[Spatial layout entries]
•••

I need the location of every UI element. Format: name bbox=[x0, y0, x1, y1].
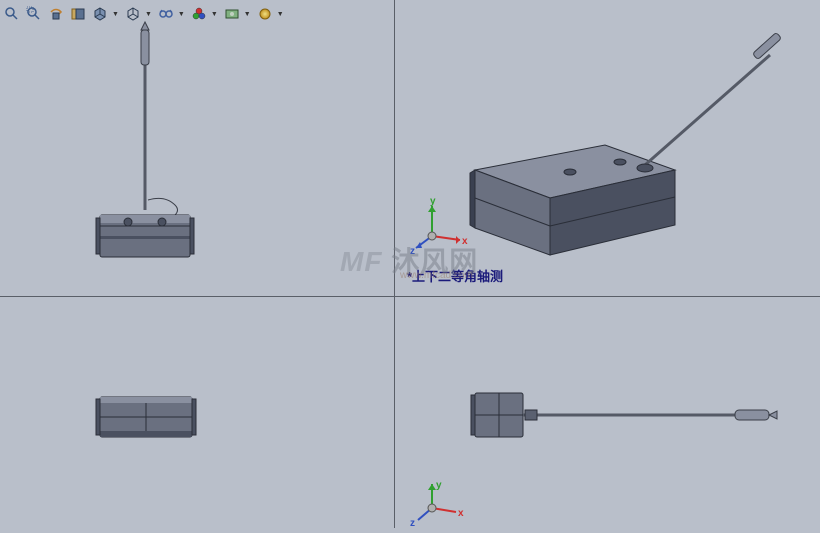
zoom-area-icon[interactable] bbox=[26, 6, 42, 22]
svg-text:y: y bbox=[436, 480, 442, 491]
viewport-quadrant-top[interactable] bbox=[0, 297, 394, 528]
hide-show-icon[interactable] bbox=[158, 6, 174, 22]
dropdown-arrow-icon[interactable]: ▼ bbox=[211, 11, 218, 18]
apply-scene-icon[interactable] bbox=[224, 6, 240, 22]
dropdown-arrow-icon[interactable]: ▼ bbox=[178, 11, 185, 18]
orientation-triad[interactable]: x y z bbox=[412, 196, 462, 246]
dropdown-arrow-icon[interactable]: ▼ bbox=[277, 11, 284, 18]
orientation-triad[interactable]: y z x bbox=[412, 478, 462, 528]
viewport: *上下二等角轴测 bbox=[0, 0, 820, 528]
section-view-icon[interactable] bbox=[70, 6, 86, 22]
svg-text:z: z bbox=[410, 518, 415, 529]
view-settings-icon[interactable] bbox=[257, 6, 273, 22]
dropdown-arrow-icon[interactable]: ▼ bbox=[112, 11, 119, 18]
svg-text:x: x bbox=[462, 236, 468, 247]
zoom-to-fit-icon[interactable] bbox=[4, 6, 20, 22]
display-style-icon[interactable] bbox=[125, 6, 141, 22]
svg-text:y: y bbox=[430, 196, 436, 207]
model-top-view bbox=[0, 297, 394, 528]
rotate-view-icon[interactable] bbox=[48, 6, 64, 22]
view-toolbar: ▼ ▼ ▼ ▼ ▼ ▼ bbox=[4, 4, 284, 24]
viewport-quadrant-front[interactable] bbox=[0, 0, 394, 296]
view-orientation-icon[interactable] bbox=[92, 6, 108, 22]
svg-text:x: x bbox=[458, 508, 464, 519]
view-label: *上下二等角轴测 bbox=[407, 266, 503, 285]
edit-appearance-icon[interactable] bbox=[191, 6, 207, 22]
dropdown-arrow-icon[interactable]: ▼ bbox=[145, 11, 152, 18]
svg-text:z: z bbox=[410, 246, 415, 257]
model-front-view bbox=[0, 0, 394, 296]
dropdown-arrow-icon[interactable]: ▼ bbox=[244, 11, 251, 18]
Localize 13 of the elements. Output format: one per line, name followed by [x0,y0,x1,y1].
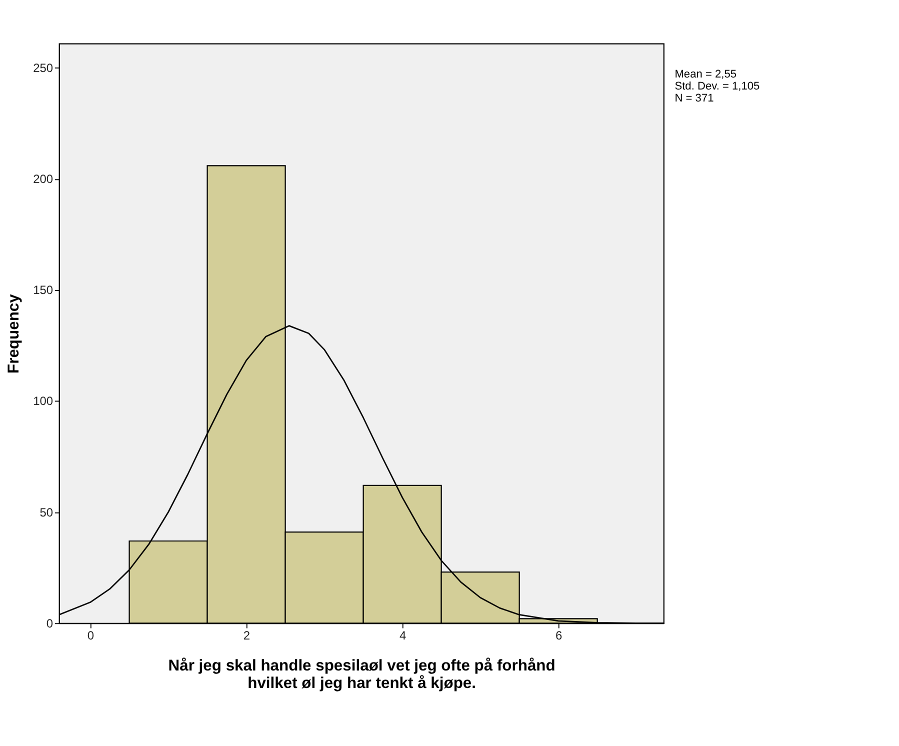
y-tick-label: 200 [33,172,54,186]
x-axis-title: Når jeg skal handle spesilaøl vet jeg ofte på forhånd hvilket øl jeg har tenkt å kjøpe. [168,658,556,692]
x-tick-label: 6 [555,628,562,642]
text: Mean = 2,55 Std. Dev. = 1,105 N = 371 [674,68,760,105]
y-tick-label: 0 [46,616,54,630]
x-tick-label: 2 [243,628,250,642]
y-tick-label: 150 [33,283,54,298]
y-tick-label: 100 [33,394,54,408]
x-tick-label: 4 [399,628,406,642]
x-tick-label: 0 [87,628,94,642]
y-tick-label: 250 [33,61,54,76]
y-axis-title: Frequency [5,294,22,374]
y-tick-label: 50 [40,505,54,520]
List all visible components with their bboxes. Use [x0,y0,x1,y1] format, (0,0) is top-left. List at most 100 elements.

•••

* THE PROBLEM
Can you reproduce every line of the data above word for word, omitting the pictures?

* RESPONSE TO THE TASK
I need the location of every UI element. Format: name bbox=[x0, y0, x1, y1].
zoom-area-icon[interactable] bbox=[26, 6, 42, 22]
svg-text:y: y bbox=[436, 480, 442, 491]
viewport-quadrant-top[interactable] bbox=[0, 297, 394, 528]
hide-show-icon[interactable] bbox=[158, 6, 174, 22]
dropdown-arrow-icon[interactable]: ▼ bbox=[211, 11, 218, 18]
apply-scene-icon[interactable] bbox=[224, 6, 240, 22]
dropdown-arrow-icon[interactable]: ▼ bbox=[178, 11, 185, 18]
orientation-triad[interactable]: x y z bbox=[412, 196, 462, 246]
dropdown-arrow-icon[interactable]: ▼ bbox=[277, 11, 284, 18]
orientation-triad[interactable]: y z x bbox=[412, 478, 462, 528]
viewport: *上下二等角轴测 bbox=[0, 0, 820, 528]
section-view-icon[interactable] bbox=[70, 6, 86, 22]
svg-text:z: z bbox=[410, 518, 415, 529]
view-settings-icon[interactable] bbox=[257, 6, 273, 22]
dropdown-arrow-icon[interactable]: ▼ bbox=[112, 11, 119, 18]
svg-text:x: x bbox=[462, 236, 468, 247]
zoom-to-fit-icon[interactable] bbox=[4, 6, 20, 22]
display-style-icon[interactable] bbox=[125, 6, 141, 22]
svg-text:y: y bbox=[430, 196, 436, 207]
model-top-view bbox=[0, 297, 394, 528]
rotate-view-icon[interactable] bbox=[48, 6, 64, 22]
view-toolbar: ▼ ▼ ▼ ▼ ▼ ▼ bbox=[4, 4, 284, 24]
viewport-quadrant-front[interactable] bbox=[0, 0, 394, 296]
view-orientation-icon[interactable] bbox=[92, 6, 108, 22]
svg-text:x: x bbox=[458, 508, 464, 519]
view-label: *上下二等角轴测 bbox=[407, 266, 503, 285]
edit-appearance-icon[interactable] bbox=[191, 6, 207, 22]
dropdown-arrow-icon[interactable]: ▼ bbox=[145, 11, 152, 18]
svg-text:z: z bbox=[410, 246, 415, 257]
model-front-view bbox=[0, 0, 394, 296]
dropdown-arrow-icon[interactable]: ▼ bbox=[244, 11, 251, 18]
Localize 13 of the elements. Output format: one per line, name followed by [x0,y0,x1,y1].
y-tick-label: 200 [33,172,54,186]
x-axis-title: Når jeg skal handle spesilaøl vet jeg ofte på forhånd hvilket øl jeg har tenkt å kjøpe. [168,658,556,692]
x-tick-label: 6 [555,628,562,642]
text: Mean = 2,55 Std. Dev. = 1,105 N = 371 [674,68,760,105]
y-tick-label: 0 [46,616,54,630]
x-tick-label: 2 [243,628,250,642]
y-tick-label: 150 [33,283,54,298]
y-tick-label: 100 [33,394,54,408]
x-tick-label: 4 [399,628,406,642]
x-tick-label: 0 [87,628,94,642]
y-tick-label: 250 [33,61,54,76]
y-axis-title: Frequency [5,294,22,374]
y-tick-label: 50 [40,505,54,520]
List all visible components with their bboxes. Use [x0,y0,x1,y1] format, (0,0) is top-left. List at most 100 elements.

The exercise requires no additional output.